- _Objective_
Copy each line that has the string "this" somewhere in it.

- _Supplied entries_

* START *

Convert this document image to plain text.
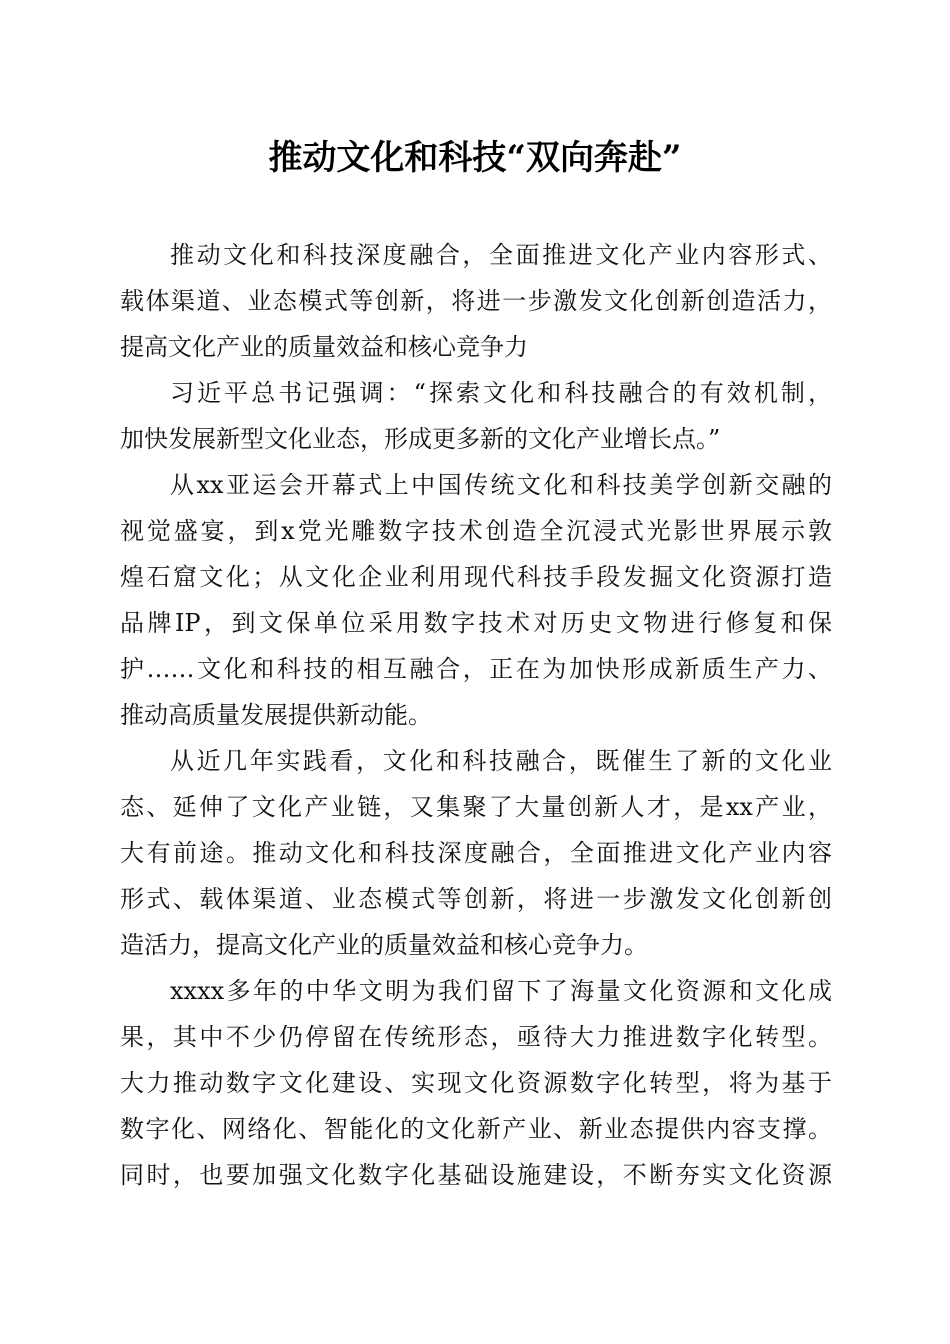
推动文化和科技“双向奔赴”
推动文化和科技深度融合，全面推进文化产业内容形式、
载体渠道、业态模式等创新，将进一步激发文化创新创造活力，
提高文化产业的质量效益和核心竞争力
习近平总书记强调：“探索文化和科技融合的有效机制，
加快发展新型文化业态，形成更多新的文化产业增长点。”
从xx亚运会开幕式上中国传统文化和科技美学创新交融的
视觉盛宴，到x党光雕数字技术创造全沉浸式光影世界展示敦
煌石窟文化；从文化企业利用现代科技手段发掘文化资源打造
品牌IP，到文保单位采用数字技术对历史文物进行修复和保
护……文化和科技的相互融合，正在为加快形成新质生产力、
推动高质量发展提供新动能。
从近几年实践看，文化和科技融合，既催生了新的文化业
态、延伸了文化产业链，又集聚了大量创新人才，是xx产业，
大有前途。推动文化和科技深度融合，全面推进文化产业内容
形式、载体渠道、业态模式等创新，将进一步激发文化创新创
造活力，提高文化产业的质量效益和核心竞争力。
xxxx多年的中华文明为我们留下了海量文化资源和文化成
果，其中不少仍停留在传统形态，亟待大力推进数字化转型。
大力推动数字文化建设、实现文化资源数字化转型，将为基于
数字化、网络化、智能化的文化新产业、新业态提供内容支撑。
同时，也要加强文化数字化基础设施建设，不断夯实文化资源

* END *
* START *

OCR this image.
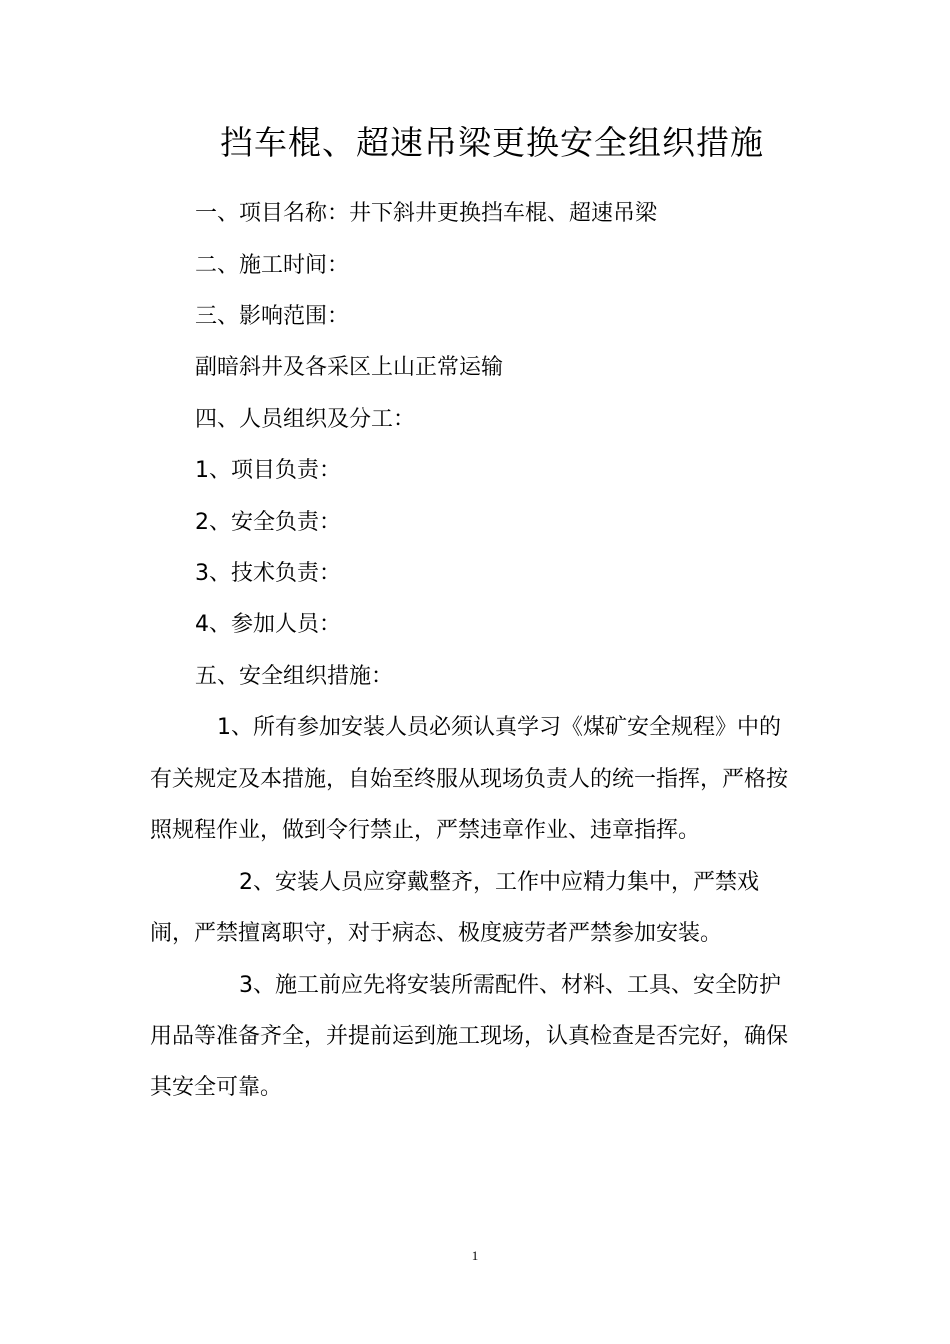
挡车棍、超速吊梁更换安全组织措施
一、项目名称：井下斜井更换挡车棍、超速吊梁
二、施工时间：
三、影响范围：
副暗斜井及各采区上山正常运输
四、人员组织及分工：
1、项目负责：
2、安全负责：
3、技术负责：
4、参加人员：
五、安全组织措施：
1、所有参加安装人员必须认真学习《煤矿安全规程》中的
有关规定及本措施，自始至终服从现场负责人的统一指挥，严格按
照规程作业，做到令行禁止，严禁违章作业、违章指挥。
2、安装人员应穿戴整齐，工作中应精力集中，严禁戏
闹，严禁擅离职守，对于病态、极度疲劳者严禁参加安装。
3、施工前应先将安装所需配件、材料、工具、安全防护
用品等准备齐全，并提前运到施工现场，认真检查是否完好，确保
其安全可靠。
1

* END *

- _Answer in full_
Convert this document image to plain text.
OCR this image.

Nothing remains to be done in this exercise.